[Task prompt] Across all the lines below, how many contain the string "CONECTIVOS"? Please reply with the number only.

(Recorded data)
● ● ●

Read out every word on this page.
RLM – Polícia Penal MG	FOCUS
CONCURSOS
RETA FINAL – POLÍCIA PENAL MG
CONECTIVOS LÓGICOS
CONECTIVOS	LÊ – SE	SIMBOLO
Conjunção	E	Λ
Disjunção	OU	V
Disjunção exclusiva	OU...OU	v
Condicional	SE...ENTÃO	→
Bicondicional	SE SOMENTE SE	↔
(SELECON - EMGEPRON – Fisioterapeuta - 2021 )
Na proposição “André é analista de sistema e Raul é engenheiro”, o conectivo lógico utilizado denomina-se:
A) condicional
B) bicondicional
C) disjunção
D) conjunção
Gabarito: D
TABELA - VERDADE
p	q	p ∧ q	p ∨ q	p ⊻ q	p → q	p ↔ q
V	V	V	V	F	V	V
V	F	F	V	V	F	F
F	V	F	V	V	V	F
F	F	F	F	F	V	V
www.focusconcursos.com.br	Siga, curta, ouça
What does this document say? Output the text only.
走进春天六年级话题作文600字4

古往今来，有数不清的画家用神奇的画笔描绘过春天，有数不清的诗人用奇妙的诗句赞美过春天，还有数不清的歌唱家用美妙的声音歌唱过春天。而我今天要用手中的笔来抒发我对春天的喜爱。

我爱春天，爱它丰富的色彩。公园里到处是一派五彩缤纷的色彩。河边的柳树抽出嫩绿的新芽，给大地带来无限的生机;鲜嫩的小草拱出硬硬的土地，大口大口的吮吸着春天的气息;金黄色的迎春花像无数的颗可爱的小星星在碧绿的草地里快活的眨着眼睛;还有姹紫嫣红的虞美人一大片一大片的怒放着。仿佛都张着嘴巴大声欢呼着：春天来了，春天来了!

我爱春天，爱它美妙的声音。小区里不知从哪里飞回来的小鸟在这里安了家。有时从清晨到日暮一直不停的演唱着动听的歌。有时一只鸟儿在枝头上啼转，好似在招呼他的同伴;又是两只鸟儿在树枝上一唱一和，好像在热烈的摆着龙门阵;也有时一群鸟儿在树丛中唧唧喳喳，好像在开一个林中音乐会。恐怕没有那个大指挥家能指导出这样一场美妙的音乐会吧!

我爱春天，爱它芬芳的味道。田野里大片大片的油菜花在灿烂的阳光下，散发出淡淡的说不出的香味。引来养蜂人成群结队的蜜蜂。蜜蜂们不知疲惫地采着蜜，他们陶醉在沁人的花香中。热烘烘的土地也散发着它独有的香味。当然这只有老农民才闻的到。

● ● ●

[Written response] 2